◆ The request ◆
Write every line of the material out exactly as shown.
%%
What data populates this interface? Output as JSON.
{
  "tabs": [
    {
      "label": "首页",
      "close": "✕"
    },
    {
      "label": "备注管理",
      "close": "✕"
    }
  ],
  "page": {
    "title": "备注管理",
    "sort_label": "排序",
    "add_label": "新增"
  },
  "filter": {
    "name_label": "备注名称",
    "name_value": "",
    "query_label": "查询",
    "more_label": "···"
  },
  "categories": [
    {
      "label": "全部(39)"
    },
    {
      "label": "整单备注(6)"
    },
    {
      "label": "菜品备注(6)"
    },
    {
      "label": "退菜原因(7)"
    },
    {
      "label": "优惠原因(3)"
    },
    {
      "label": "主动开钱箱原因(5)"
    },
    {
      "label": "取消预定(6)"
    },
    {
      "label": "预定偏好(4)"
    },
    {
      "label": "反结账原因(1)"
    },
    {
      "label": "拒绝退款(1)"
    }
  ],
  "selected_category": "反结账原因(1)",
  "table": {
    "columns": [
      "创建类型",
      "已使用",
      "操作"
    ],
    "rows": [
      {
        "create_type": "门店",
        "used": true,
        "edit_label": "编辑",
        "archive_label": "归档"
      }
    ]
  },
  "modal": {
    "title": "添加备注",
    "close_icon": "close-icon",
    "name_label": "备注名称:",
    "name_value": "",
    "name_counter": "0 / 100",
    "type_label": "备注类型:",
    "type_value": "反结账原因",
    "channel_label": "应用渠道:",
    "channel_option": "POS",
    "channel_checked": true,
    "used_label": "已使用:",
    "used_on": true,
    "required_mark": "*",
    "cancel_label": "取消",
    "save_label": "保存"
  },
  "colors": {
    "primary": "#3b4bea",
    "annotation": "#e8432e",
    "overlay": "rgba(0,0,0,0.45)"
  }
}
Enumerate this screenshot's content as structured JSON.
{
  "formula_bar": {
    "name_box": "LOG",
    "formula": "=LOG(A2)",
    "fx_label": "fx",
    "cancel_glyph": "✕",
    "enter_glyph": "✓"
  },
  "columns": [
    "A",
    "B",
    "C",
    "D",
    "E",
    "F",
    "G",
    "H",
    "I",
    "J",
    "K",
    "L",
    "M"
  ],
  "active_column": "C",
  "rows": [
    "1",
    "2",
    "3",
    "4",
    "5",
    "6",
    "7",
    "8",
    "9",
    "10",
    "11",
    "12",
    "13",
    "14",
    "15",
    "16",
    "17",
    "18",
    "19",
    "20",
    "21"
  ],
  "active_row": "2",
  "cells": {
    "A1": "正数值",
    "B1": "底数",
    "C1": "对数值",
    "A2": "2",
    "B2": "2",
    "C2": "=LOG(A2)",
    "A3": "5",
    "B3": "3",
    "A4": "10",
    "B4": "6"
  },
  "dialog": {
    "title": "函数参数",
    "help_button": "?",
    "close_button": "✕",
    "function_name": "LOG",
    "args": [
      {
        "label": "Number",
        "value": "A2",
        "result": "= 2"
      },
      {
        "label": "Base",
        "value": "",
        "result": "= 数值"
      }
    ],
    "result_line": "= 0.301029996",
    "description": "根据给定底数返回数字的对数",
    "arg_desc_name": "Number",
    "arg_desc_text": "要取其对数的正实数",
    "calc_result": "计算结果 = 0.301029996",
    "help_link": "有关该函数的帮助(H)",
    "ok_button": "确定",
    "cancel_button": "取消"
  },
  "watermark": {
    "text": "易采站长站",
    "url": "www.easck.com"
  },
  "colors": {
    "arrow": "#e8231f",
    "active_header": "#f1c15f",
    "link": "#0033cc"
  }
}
%%
◆ Response ◆
What data populates this interface? Output as JSON.
{
  "tabs": [
    {
      "label": "首页",
      "close": "✕"
    },
    {
      "label": "备注管理",
      "close": "✕"
    }
  ],
  "page": {
    "title": "备注管理",
    "sort_label": "排序",
    "add_label": "新增"
  },
  "filter": {
    "name_label": "备注名称",
    "name_value": "",
    "query_label": "查询",
    "more_label": "···"
  },
  "categories": [
    {
      "label": "全部(39)"
    },
    {
      "label": "整单备注(6)"
    },
    {
      "label": "菜品备注(6)"
    },
    {
      "label": "退菜原因(7)"
    },
    {
      "label": "优惠原因(3)"
    },
    {
      "label": "主动开钱箱原因(5)"
    },
    {
      "label": "取消预定(6)"
    },
    {
      "label": "预定偏好(4)"
    },
    {
      "label": "反结账原因(1)"
    },
    {
      "label": "拒绝退款(1)"
    }
  ],
  "selected_category": "反结账原因(1)",
  "table": {
    "columns": [
      "创建类型",
      "已使用",
      "操作"
    ],
    "rows": [
      {
        "create_type": "门店",
        "used": true,
        "edit_label": "编辑",
        "archive_label": "归档"
      }
    ]
  },
  "modal": {
    "title": "添加备注",
    "close_icon": "close-icon",
    "name_label": "备注名称:",
    "name_value": "",
    "name_counter": "0 / 100",
    "type_label": "备注类型:",
    "type_value": "反结账原因",
    "channel_label": "应用渠道:",
    "channel_option": "POS",
    "channel_checked": true,
    "used_label": "已使用:",
    "used_on": true,
    "required_mark": "*",
    "cancel_label": "取消",
    "save_label": "保存"
  },
  "colors": {
    "primary": "#3b4bea",
    "annotation": "#e8432e",
    "overlay": "rgba(0,0,0,0.45)"
  }
}
Enumerate this screenshot's content as structured JSON.
{
  "formula_bar": {
    "name_box": "LOG",
    "formula": "=LOG(A2)",
    "fx_label": "fx",
    "cancel_glyph": "✕",
    "enter_glyph": "✓"
  },
  "columns": [
    "A",
    "B",
    "C",
    "D",
    "E",
    "F",
    "G",
    "H",
    "I",
    "J",
    "K",
    "L",
    "M"
  ],
  "active_column": "C",
  "rows": [
    "1",
    "2",
    "3",
    "4",
    "5",
    "6",
    "7",
    "8",
    "9",
    "10",
    "11",
    "12",
    "13",
    "14",
    "15",
    "16",
    "17",
    "18",
    "19",
    "20",
    "21"
  ],
  "active_row": "2",
  "cells": {
    "A1": "正数值",
    "B1": "底数",
    "C1": "对数值",
    "A2": "2",
    "B2": "2",
    "C2": "=LOG(A2)",
    "A3": "5",
    "B3": "3",
    "A4": "10",
    "B4": "6"
  },
  "dialog": {
    "title": "函数参数",
    "help_button": "?",
    "close_button": "✕",
    "function_name": "LOG",
    "args": [
      {
        "label": "Number",
        "value": "A2",
        "result": "= 2"
      },
      {
        "label": "Base",
        "value": "",
        "result": "= 数值"
      }
    ],
    "result_line": "= 0.301029996",
    "description": "根据给定底数返回数字的对数",
    "arg_desc_name": "Number",
    "arg_desc_text": "要取其对数的正实数",
    "calc_result": "计算结果 = 0.301029996",
    "help_link": "有关该函数的帮助(H)",
    "ok_button": "确定",
    "cancel_button": "取消"
  },
  "watermark": {
    "text": "易采站长站",
    "url": "www.easck.com"
  },
  "colors": {
    "arrow": "#e8231f",
    "active_header": "#f1c15f",
    "link": "#0033cc"
  }
}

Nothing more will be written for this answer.